__Request__. Below are some records. Say in a single number how many of their lines include the word "usos".

============================================================

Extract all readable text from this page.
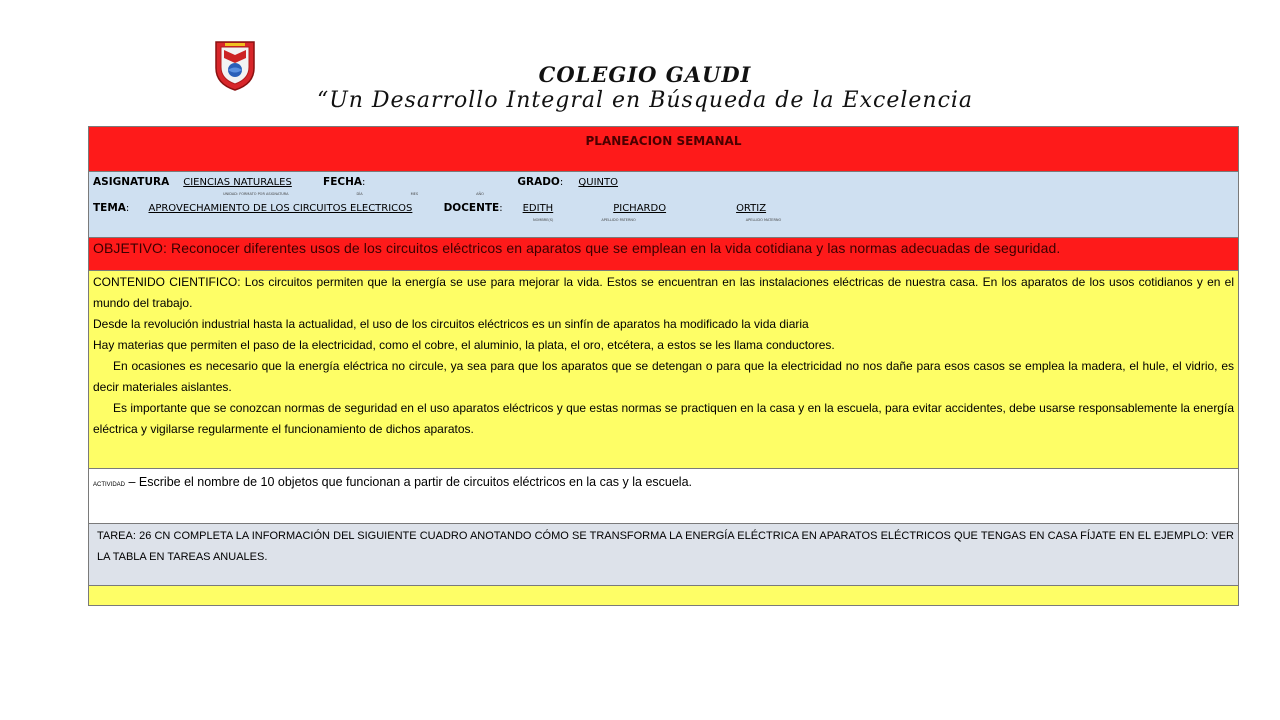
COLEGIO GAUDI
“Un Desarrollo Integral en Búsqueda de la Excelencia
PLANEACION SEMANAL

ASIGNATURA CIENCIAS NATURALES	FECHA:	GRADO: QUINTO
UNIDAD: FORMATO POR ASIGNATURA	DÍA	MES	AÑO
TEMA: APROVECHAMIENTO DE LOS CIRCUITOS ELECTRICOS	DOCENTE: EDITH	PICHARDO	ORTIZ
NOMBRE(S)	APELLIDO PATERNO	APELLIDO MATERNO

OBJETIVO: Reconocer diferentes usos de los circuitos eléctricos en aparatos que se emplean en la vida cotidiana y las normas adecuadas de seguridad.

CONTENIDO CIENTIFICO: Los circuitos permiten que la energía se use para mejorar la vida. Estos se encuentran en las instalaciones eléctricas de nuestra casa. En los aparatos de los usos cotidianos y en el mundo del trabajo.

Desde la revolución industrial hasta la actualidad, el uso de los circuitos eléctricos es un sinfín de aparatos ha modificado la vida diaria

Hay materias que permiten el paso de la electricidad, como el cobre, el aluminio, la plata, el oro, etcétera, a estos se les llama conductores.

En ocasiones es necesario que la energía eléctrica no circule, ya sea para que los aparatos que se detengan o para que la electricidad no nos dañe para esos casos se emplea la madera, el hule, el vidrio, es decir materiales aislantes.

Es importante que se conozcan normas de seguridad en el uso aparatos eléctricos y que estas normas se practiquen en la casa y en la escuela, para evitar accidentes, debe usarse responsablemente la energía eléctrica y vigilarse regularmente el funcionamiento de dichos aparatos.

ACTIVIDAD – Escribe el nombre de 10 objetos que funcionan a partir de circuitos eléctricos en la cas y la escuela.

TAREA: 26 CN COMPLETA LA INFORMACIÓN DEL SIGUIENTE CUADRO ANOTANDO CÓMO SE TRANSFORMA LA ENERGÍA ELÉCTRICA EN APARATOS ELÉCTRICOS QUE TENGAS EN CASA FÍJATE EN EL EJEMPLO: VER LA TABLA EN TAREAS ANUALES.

============================================================

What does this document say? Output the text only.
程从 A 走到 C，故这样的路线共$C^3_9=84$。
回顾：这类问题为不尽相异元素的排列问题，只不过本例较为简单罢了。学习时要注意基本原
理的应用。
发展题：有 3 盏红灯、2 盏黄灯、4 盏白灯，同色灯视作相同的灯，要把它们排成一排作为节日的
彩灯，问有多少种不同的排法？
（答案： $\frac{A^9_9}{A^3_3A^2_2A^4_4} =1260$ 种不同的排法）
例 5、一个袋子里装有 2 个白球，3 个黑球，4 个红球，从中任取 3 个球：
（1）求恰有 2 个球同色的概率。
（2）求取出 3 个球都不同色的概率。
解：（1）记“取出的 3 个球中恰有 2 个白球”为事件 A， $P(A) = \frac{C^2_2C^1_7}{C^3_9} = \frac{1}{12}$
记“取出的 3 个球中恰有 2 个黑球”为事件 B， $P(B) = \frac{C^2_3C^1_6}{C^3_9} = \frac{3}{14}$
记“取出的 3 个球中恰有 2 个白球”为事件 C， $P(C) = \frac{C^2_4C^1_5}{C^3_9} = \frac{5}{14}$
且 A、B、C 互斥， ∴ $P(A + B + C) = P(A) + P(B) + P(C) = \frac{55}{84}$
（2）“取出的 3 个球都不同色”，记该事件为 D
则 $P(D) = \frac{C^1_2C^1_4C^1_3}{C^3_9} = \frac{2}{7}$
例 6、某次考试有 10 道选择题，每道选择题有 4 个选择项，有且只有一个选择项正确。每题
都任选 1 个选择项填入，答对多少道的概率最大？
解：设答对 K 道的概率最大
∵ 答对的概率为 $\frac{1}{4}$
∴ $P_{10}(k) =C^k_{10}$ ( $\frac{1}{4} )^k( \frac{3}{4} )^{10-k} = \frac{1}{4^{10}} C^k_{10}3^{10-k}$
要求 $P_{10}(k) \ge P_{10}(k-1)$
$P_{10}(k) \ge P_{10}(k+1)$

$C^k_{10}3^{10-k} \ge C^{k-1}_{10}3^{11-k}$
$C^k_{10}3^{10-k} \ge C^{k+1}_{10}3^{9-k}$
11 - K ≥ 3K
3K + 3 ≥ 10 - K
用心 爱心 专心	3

============================================================

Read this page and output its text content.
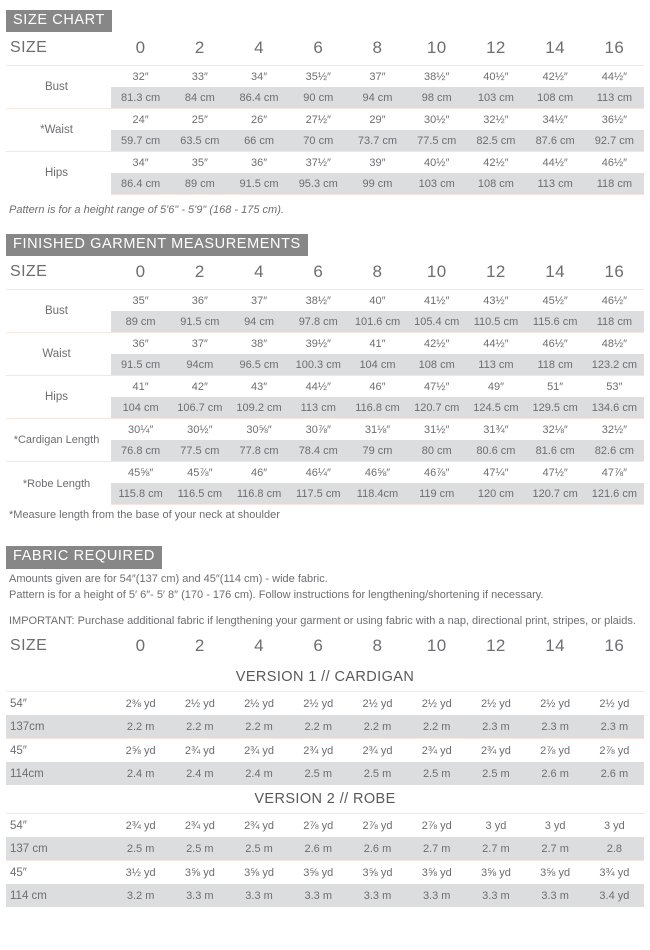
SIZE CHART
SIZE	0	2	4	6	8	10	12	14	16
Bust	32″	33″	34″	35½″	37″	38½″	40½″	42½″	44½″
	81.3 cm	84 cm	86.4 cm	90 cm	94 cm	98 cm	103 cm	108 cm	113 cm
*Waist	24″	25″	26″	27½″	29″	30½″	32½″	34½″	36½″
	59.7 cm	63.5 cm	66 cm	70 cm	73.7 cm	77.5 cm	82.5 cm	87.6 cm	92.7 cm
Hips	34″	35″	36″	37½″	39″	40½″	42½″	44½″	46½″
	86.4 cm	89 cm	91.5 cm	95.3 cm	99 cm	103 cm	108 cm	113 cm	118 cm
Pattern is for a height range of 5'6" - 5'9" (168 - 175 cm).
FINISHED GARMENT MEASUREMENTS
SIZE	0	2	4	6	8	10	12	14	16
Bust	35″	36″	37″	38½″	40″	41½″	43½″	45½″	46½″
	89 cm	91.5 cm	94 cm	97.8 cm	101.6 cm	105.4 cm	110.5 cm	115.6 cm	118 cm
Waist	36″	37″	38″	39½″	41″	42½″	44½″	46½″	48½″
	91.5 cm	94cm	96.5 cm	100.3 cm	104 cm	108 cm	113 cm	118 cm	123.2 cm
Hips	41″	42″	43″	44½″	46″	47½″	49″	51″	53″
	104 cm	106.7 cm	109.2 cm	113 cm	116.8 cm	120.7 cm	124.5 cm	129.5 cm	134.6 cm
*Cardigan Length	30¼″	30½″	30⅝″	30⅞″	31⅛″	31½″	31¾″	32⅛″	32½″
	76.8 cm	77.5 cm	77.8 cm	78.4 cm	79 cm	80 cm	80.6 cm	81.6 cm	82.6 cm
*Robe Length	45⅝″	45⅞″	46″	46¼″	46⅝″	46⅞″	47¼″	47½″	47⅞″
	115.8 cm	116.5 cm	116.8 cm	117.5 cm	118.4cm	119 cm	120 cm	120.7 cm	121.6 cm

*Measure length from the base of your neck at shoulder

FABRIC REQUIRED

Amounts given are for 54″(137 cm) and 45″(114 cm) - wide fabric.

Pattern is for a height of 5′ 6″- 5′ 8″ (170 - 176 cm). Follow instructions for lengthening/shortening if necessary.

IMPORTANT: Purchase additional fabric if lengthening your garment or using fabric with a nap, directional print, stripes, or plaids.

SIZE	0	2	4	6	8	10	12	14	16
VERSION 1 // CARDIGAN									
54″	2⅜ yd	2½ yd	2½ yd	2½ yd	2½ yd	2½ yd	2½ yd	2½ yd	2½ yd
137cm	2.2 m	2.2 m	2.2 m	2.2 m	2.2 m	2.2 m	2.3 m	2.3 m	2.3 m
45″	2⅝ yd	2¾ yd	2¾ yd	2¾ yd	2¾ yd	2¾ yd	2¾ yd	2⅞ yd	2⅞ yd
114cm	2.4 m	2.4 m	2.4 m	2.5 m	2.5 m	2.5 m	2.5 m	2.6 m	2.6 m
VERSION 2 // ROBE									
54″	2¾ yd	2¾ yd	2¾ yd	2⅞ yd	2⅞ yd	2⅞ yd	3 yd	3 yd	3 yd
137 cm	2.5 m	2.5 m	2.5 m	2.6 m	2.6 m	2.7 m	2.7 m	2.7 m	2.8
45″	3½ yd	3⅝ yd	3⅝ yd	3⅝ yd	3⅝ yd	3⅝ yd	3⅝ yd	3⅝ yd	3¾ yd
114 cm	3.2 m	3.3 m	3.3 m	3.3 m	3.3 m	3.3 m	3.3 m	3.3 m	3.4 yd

============================================================

__Written solution__. 2